**GIVEN INSTRUCTION**
Rewrite the data lines from the one holding "640, 316, 671]" through the one holding "inspection-row[interactable]: Unused label: [334, 738, 787, 759]", inclusive, putting "Error" wherever "Warning" appears and keeping everything else the same.

**DATASET RECORDS**
• • • • •
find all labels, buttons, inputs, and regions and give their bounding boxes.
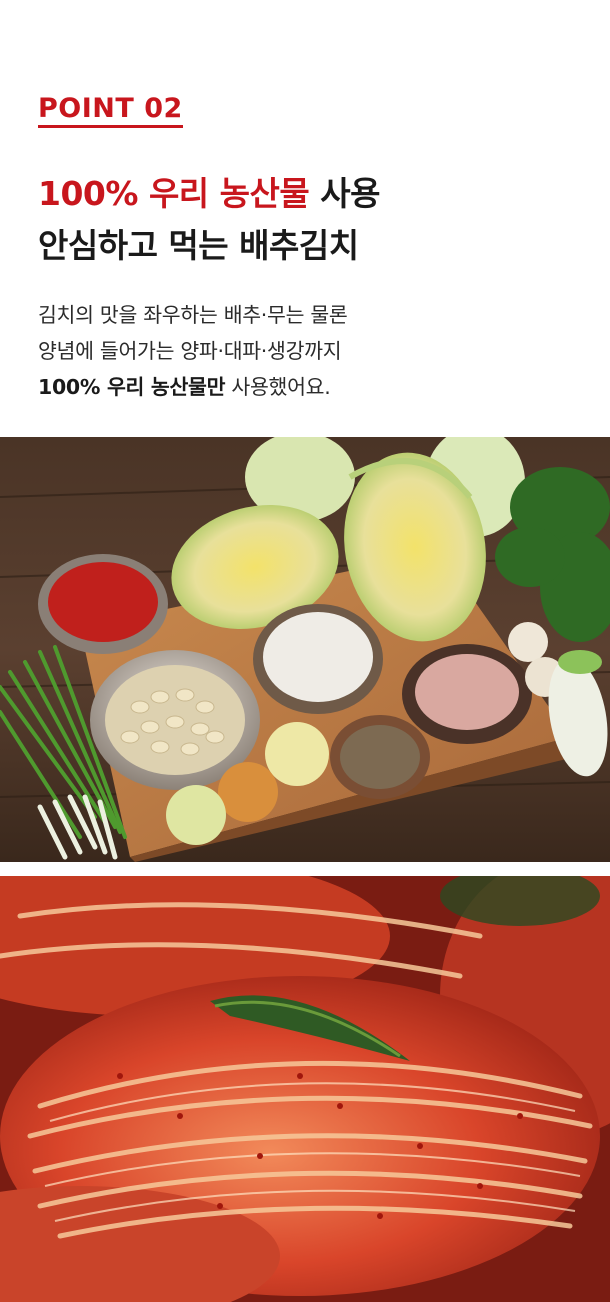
- headline-line1-rest: 사용: [309, 174, 380, 213]
- kimchi-photo: [0, 876, 610, 1302]
- description-line1: 김치의 맛을 좌우하는 배추·무는 물론: [38, 303, 348, 327]
- description-line2: 양념에 들어가는 양파·대파·생강까지: [38, 339, 342, 363]
- headline: 100% 우리 농산물 사용 안심하고 먹는 배추김치: [38, 168, 380, 272]
- headline-accent: 100% 우리 농산물: [38, 174, 310, 213]
- description-line3-rest: 사용했어요.: [225, 375, 331, 399]
- point-label: POINT 02: [38, 94, 183, 128]
- ingredients-illustration: [0, 437, 610, 862]
- kimchi-illustration: [0, 876, 610, 1302]
- ingredients-photo: [0, 437, 610, 862]
- point-section: POINT 02 100% 우리 농산물 사용 안심하고 먹는 배추김치 김치의…: [0, 0, 610, 437]
- headline-line2: 안심하고 먹는 배추김치: [38, 226, 359, 265]
- description: 김치의 맛을 좌우하는 배추·무는 물론 양념에 들어가는 양파·대파·생강까지…: [38, 297, 348, 405]
- description-line3-bold: 100% 우리 농산물만: [38, 375, 226, 399]
- photo-divider: [0, 862, 610, 876]
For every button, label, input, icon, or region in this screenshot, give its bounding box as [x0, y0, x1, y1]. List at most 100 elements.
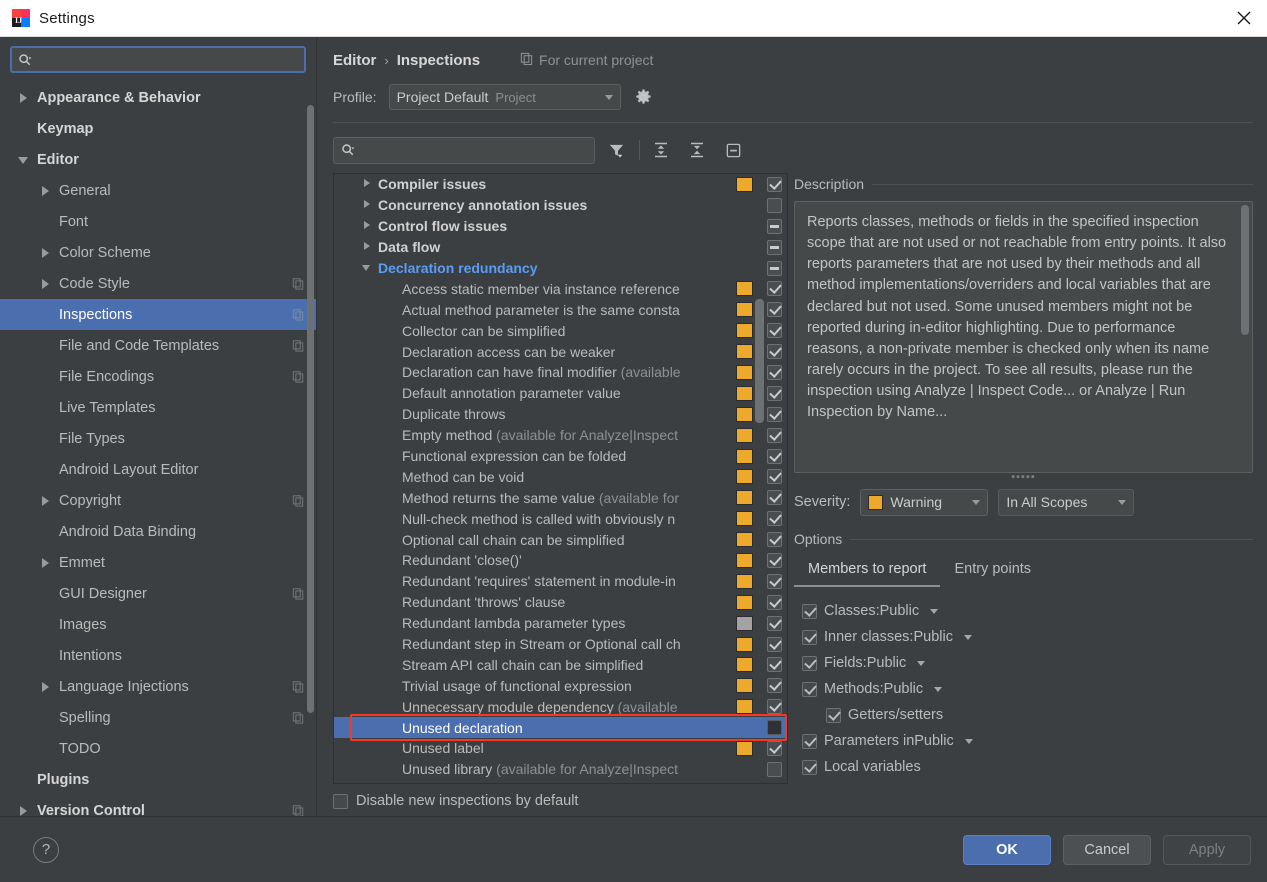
sidebar-item-intentions[interactable]: Intentions: [0, 640, 316, 671]
inspection-enabled-checkbox[interactable]: [767, 637, 782, 652]
severity-combobox[interactable]: Warning: [860, 489, 988, 516]
sidebar-item-inspections[interactable]: Inspections: [0, 299, 316, 330]
inspection-row[interactable]: Method returns the same value (available…: [334, 487, 787, 508]
inspection-enabled-checkbox[interactable]: [767, 574, 782, 589]
inspection-group-row[interactable]: Control flow issues: [334, 216, 787, 237]
inspection-row[interactable]: Trivial usage of functional expression: [334, 675, 787, 696]
inspection-row[interactable]: Unused label: [334, 738, 787, 759]
inspection-enabled-checkbox[interactable]: [767, 449, 782, 464]
option-checkbox[interactable]: [826, 708, 841, 723]
severity-swatch[interactable]: [736, 616, 753, 631]
help-button[interactable]: ?: [33, 837, 59, 863]
sidebar-item-live-templates[interactable]: Live Templates: [0, 392, 316, 423]
disable-new-inspections-row[interactable]: Disable new inspections by default: [333, 786, 1253, 816]
inspection-enabled-checkbox[interactable]: [767, 428, 782, 443]
inspection-row[interactable]: Empty method (available for Analyze|Insp…: [334, 425, 787, 446]
inspection-enabled-checkbox[interactable]: [767, 177, 782, 192]
option-row[interactable]: Parameters inPublic: [794, 728, 1253, 754]
inspection-enabled-checkbox[interactable]: [767, 240, 782, 255]
inspection-search-box[interactable]: [333, 137, 595, 164]
inspection-row[interactable]: Redundant step in Stream or Optional cal…: [334, 634, 787, 655]
inspection-enabled-checkbox[interactable]: [767, 344, 782, 359]
inspection-enabled-checkbox[interactable]: [767, 595, 782, 610]
sidebar-scrollbar[interactable]: [307, 105, 314, 713]
inspection-group-row[interactable]: Data flow: [334, 237, 787, 258]
close-icon[interactable]: [1221, 0, 1267, 36]
severity-swatch[interactable]: [736, 344, 753, 359]
severity-swatch[interactable]: [736, 511, 753, 526]
chevron-right-icon[interactable]: [18, 805, 30, 817]
inspection-row[interactable]: Default annotation parameter value: [334, 383, 787, 404]
inspection-group-row[interactable]: Declaration redundancy: [334, 258, 787, 279]
inspection-row[interactable]: Redundant lambda parameter types: [334, 613, 787, 634]
inspection-row[interactable]: Functional expression can be folded: [334, 446, 787, 467]
option-checkbox[interactable]: [802, 604, 817, 619]
inspection-row[interactable]: Unused library (available for Analyze|In…: [334, 759, 787, 780]
cancel-button[interactable]: Cancel: [1063, 835, 1151, 865]
inspection-row[interactable]: Redundant 'throws' clause: [334, 592, 787, 613]
inspection-enabled-checkbox[interactable]: [767, 323, 782, 338]
chevron-down-icon[interactable]: [917, 661, 925, 666]
inspection-row[interactable]: Method can be void: [334, 466, 787, 487]
inspection-row[interactable]: Collector can be simplified: [334, 320, 787, 341]
inspection-row[interactable]: Redundant 'requires' statement in module…: [334, 571, 787, 592]
sidebar-item-file-encodings[interactable]: File Encodings: [0, 361, 316, 392]
option-checkbox[interactable]: [802, 760, 817, 775]
splitter-grip[interactable]: ▪▪▪▪▪: [794, 473, 1253, 486]
sidebar-item-keymap[interactable]: Keymap: [0, 113, 316, 144]
scope-combobox[interactable]: In All Scopes: [998, 489, 1134, 516]
sidebar-item-file-types[interactable]: File Types: [0, 423, 316, 454]
chevron-down-icon[interactable]: [18, 154, 30, 166]
severity-swatch[interactable]: [736, 699, 753, 714]
sidebar-item-android-data-binding[interactable]: Android Data Binding: [0, 516, 316, 547]
option-row[interactable]: Fields:Public: [794, 650, 1253, 676]
inspection-enabled-checkbox[interactable]: [767, 281, 782, 296]
severity-swatch[interactable]: [736, 469, 753, 484]
chevron-right-icon[interactable]: [40, 185, 52, 197]
option-checkbox[interactable]: [802, 630, 817, 645]
inspection-enabled-checkbox[interactable]: [767, 657, 782, 672]
inspection-row[interactable]: Unnecessary module dependency (available: [334, 696, 787, 717]
option-checkbox[interactable]: [802, 682, 817, 697]
sidebar-search-input[interactable]: [36, 48, 298, 71]
chevron-down-icon[interactable]: [964, 635, 972, 640]
severity-swatch[interactable]: [736, 637, 753, 652]
inspection-enabled-checkbox[interactable]: [767, 616, 782, 631]
option-checkbox[interactable]: [802, 656, 817, 671]
chevron-right-icon[interactable]: [40, 495, 52, 507]
gear-icon[interactable]: [633, 86, 655, 108]
chevron-right-icon[interactable]: [360, 199, 374, 211]
inspection-search-input[interactable]: [359, 138, 587, 163]
inspection-group-row[interactable]: Concurrency annotation issues: [334, 195, 787, 216]
inspection-enabled-checkbox[interactable]: [767, 407, 782, 422]
inspection-enabled-checkbox[interactable]: [767, 365, 782, 380]
severity-swatch[interactable]: [736, 449, 753, 464]
severity-swatch[interactable]: [736, 365, 753, 380]
inspection-row[interactable]: Unused declaration: [334, 717, 787, 738]
chevron-down-icon[interactable]: [360, 262, 374, 274]
apply-button[interactable]: Apply: [1163, 835, 1251, 865]
description-scrollbar[interactable]: [1241, 205, 1249, 335]
ok-button[interactable]: OK: [963, 835, 1051, 865]
option-row[interactable]: Inner classes:Public: [794, 624, 1253, 650]
inspection-enabled-checkbox[interactable]: [767, 302, 782, 317]
chevron-right-icon[interactable]: [360, 241, 374, 253]
sidebar-item-font[interactable]: Font: [0, 206, 316, 237]
option-checkbox[interactable]: [802, 734, 817, 749]
severity-swatch[interactable]: [736, 574, 753, 589]
sidebar-item-editor[interactable]: Editor: [0, 144, 316, 175]
sidebar-item-images[interactable]: Images: [0, 609, 316, 640]
inspection-tree-panel[interactable]: Compiler issuesConcurrency annotation is…: [333, 173, 788, 784]
chevron-right-icon[interactable]: [40, 278, 52, 290]
breadcrumb-parent[interactable]: Editor: [333, 52, 376, 69]
inspection-group-row[interactable]: Compiler issues: [334, 174, 787, 195]
sidebar-item-language-injections[interactable]: Language Injections: [0, 671, 316, 702]
chevron-down-icon[interactable]: [934, 687, 942, 692]
severity-swatch[interactable]: [736, 553, 753, 568]
severity-swatch[interactable]: [736, 741, 753, 756]
inspection-row[interactable]: Declaration access can be weaker: [334, 341, 787, 362]
inspection-tree-scrollbar[interactable]: [755, 299, 764, 423]
sidebar-item-version-control[interactable]: Version Control: [0, 795, 316, 816]
options-tabs[interactable]: Members to reportEntry points: [794, 554, 1253, 588]
severity-swatch[interactable]: [736, 428, 753, 443]
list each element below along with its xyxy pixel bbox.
• • • • •
**EXERCISE SOLUTION**
sidebar-item-intentions[interactable]: Intentions: [0, 640, 316, 671]
inspection-enabled-checkbox[interactable]: [767, 637, 782, 652]
severity-combobox[interactable]: Error: [860, 489, 988, 516]
sidebar-item-inspections[interactable]: Inspections: [0, 299, 316, 330]
inspection-row[interactable]: Method returns the same value (available…: [334, 487, 787, 508]
inspection-enabled-checkbox[interactable]: [767, 574, 782, 589]
inspection-group-row[interactable]: Control flow issues: [334, 216, 787, 237]
inspection-row[interactable]: Trivial usage of functional expression: [334, 675, 787, 696]
inspection-row[interactable]: Unused label: [334, 738, 787, 759]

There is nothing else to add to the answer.